### Written problem
List the records from the line with "- Média: [296, 275, 302, 279]" through the line with "For 20 of the" as a numbered list, both of those lines included and any blank lines skipped.

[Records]
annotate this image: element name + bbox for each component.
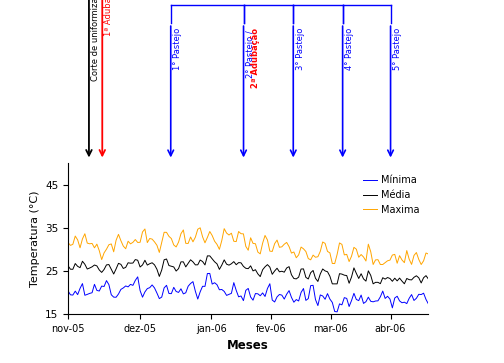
- Média: [296, 275, 302, 279]
- Média: [65, 264, 71, 268]
- Mínima: [286, 289, 292, 293]
- Maxima: [243, 244, 249, 249]
- Maxima: [423, 251, 429, 255]
- Text: 1ª Adubação: 1ª Adubação: [104, 0, 113, 36]
- Média: [204, 254, 210, 258]
- Mínima: [243, 288, 249, 293]
- Média: [423, 273, 429, 278]
- Text: Corte de uniformização: Corte de uniformização: [91, 0, 100, 81]
- Mínima: [296, 299, 302, 303]
- Line: Média: Média: [68, 256, 428, 284]
- Line: Maxima: Maxima: [68, 228, 428, 265]
- Média: [243, 266, 249, 270]
- Maxima: [320, 240, 326, 244]
- Text: 5° Pastejo: 5° Pastejo: [393, 28, 402, 70]
- Maxima: [197, 226, 203, 230]
- Mínima: [320, 294, 326, 298]
- Maxima: [425, 252, 431, 256]
- Text: 3° Pastejo: 3° Pastejo: [296, 28, 305, 70]
- Text: 1° Pastejo: 1° Pastejo: [173, 28, 182, 70]
- Text: 2ª Adubação: 2ª Adubação: [251, 28, 261, 88]
- Text: 2° Pastejo /: 2° Pastejo /: [246, 28, 255, 78]
- Mínima: [65, 289, 71, 293]
- Mínima: [425, 302, 431, 306]
- Média: [193, 263, 199, 267]
- Mínima: [334, 310, 340, 314]
- Line: Mínima: Mínima: [68, 273, 428, 312]
- Média: [286, 265, 292, 269]
- Média: [329, 282, 335, 286]
- Mínima: [193, 289, 199, 293]
- Média: [320, 267, 326, 271]
- X-axis label: Meses: Meses: [227, 339, 269, 352]
- Maxima: [65, 240, 71, 245]
- Maxima: [193, 235, 199, 239]
- Legend: Mínima, Média, Maxima: Mínima, Média, Maxima: [359, 171, 423, 219]
- Maxima: [296, 253, 302, 257]
- Maxima: [286, 244, 292, 249]
- Maxima: [370, 262, 376, 267]
- Mínima: [207, 271, 213, 276]
- Média: [425, 277, 431, 281]
- Text: 4° Pastejo: 4° Pastejo: [345, 28, 354, 70]
- Mínima: [423, 297, 429, 302]
- Y-axis label: Temperatura (°C): Temperatura (°C): [30, 191, 39, 287]
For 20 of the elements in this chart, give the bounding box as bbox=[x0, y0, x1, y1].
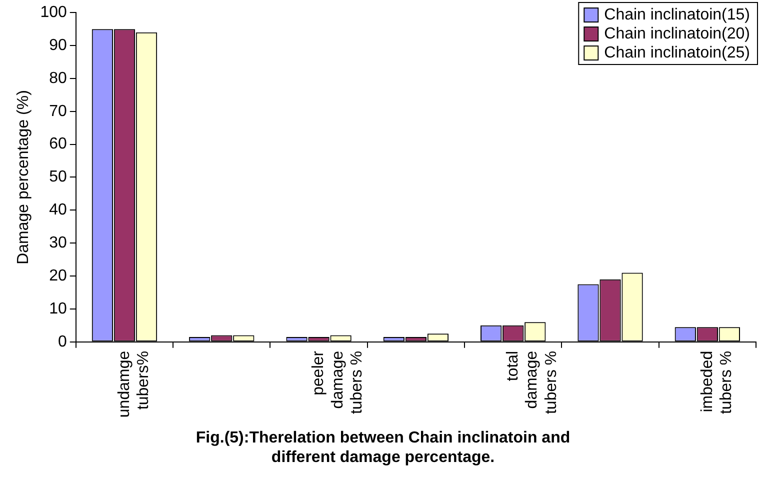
y-tick-label: 60 bbox=[49, 136, 67, 153]
y-tick-label: 100 bbox=[40, 4, 67, 22]
y-tick-label: 70 bbox=[49, 102, 67, 120]
legend-label: Chain inclinatoin(20) bbox=[604, 25, 750, 42]
x-tick-label: peeler damage tubers % bbox=[310, 350, 366, 414]
legend-label: Chain inclinatoin(15) bbox=[604, 6, 750, 24]
legend-label: Chain inclinatoin(25) bbox=[604, 44, 750, 62]
y-tick-label: 30 bbox=[49, 234, 67, 252]
y-tick-label: 40 bbox=[49, 202, 67, 219]
y-tick-label: 20 bbox=[49, 267, 67, 284]
x-tick-label: imbeded tubers % bbox=[698, 350, 736, 414]
x-tick-label: undamge tubers% bbox=[116, 350, 152, 418]
y-tick-label: 80 bbox=[49, 70, 67, 87]
y-axis-title: Damage percentage (%) bbox=[15, 90, 32, 264]
y-tick-label: 50 bbox=[49, 168, 67, 186]
x-tick-label: total damage tubers % bbox=[504, 350, 560, 414]
y-tick-label: 90 bbox=[49, 36, 67, 54]
y-tick-label: 0 bbox=[58, 333, 67, 350]
text: Fig.(5):Therelation between Chain inclinatoin and different damage percentage. bbox=[196, 430, 570, 466]
y-tick-label: 10 bbox=[49, 300, 67, 318]
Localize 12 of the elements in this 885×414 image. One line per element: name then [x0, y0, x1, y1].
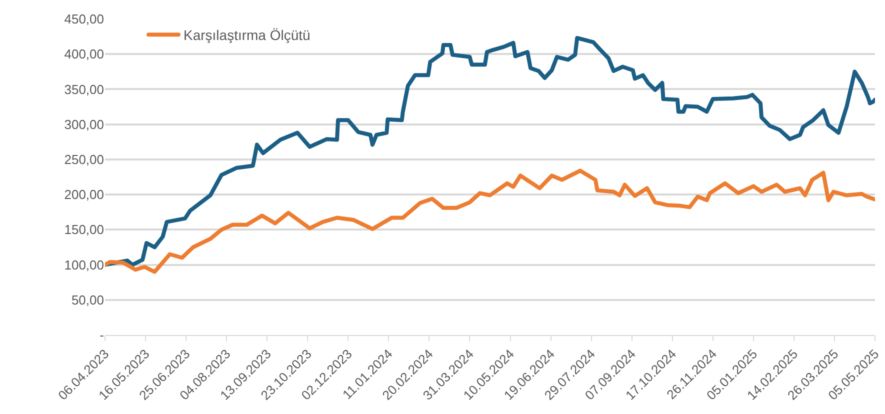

### Exercise solution
1. - Média: [296, 275, 302, 279]
2. - Média: [65, 264, 71, 268]
3. - Mínima: [286, 289, 292, 293]
4. - Maxima: [243, 244, 249, 249]
5. - Maxima: [423, 251, 429, 255]
6. - Text: 1ª Adubação: 1ª Adubação: [104, 0, 113, 36]
7. - Média: [204, 254, 210, 258]
8. - Mínima: [243, 288, 249, 293]
9. - Média: [423, 273, 429, 278]
10. - Text: Corte de uniformização: Corte de uniformização: [91, 0, 100, 81]
11. - Mínima: [296, 299, 302, 303]
12. - Line: Média: Média: [68, 256, 428, 284]
13. - Line: Maxima: Maxima: [68, 228, 428, 265]
14. - Média: [243, 266, 249, 270]
15. - Maxima: [320, 240, 326, 244]
16. - Text: 5° Pastejo: 5° Pastejo: [393, 28, 402, 70]
17. - Maxima: [197, 226, 203, 230]
18. - Mínima: [320, 294, 326, 298]
19. - Maxima: [425, 252, 431, 256]
20. - Text: 3° Pastejo: 3° Pastejo: [296, 28, 305, 70]
21. - Text: 1° Pastejo: 1° Pastejo: [173, 28, 182, 70]
22. - Text: 2ª Adubação: 2ª Adubação: [251, 28, 261, 88]
23. - Text: 2° Pastejo /: 2° Pastejo /: [246, 28, 255, 78]
24. - Mínima: [65, 289, 71, 293]
25. - Mínima: [425, 302, 431, 306]
26. - Média: [193, 263, 199, 267]
27. - Mínima: [334, 310, 340, 314]
28. - Line: Mínima: Mínima: [68, 273, 428, 312]
29. - Média: [286, 265, 292, 269]
30. - Média: [329, 282, 335, 286]
31. - Mínima: [193, 289, 199, 293]
32. - Média: [320, 267, 326, 271]
33. - X-axis label: Meses: Meses: [227, 339, 269, 352]
34. - Maxima: [65, 240, 71, 245]
35. - Maxima: [193, 235, 199, 239]
36. - Legend: Mínima, Média, Maxima: Mínima, Média, Maxima: [359, 171, 423, 219]
37. - Maxima: [296, 253, 302, 257]
38. - Maxima: [286, 244, 292, 249]
39. - Maxima: [370, 262, 376, 267]
40. - Mínima: [207, 271, 213, 276]
41. - Média: [425, 277, 431, 281]
42. - Text: 4° Pastejo: 4° Pastejo: [345, 28, 354, 70]
43. - Mínima: [423, 297, 429, 302]
44. - Y-axis label: Temperatura (°C): Temperatura (°C): [30, 191, 39, 287]
45. For 20 of the elements in this chart, give the bounding box as bbox=[x0, y0, x1, y1].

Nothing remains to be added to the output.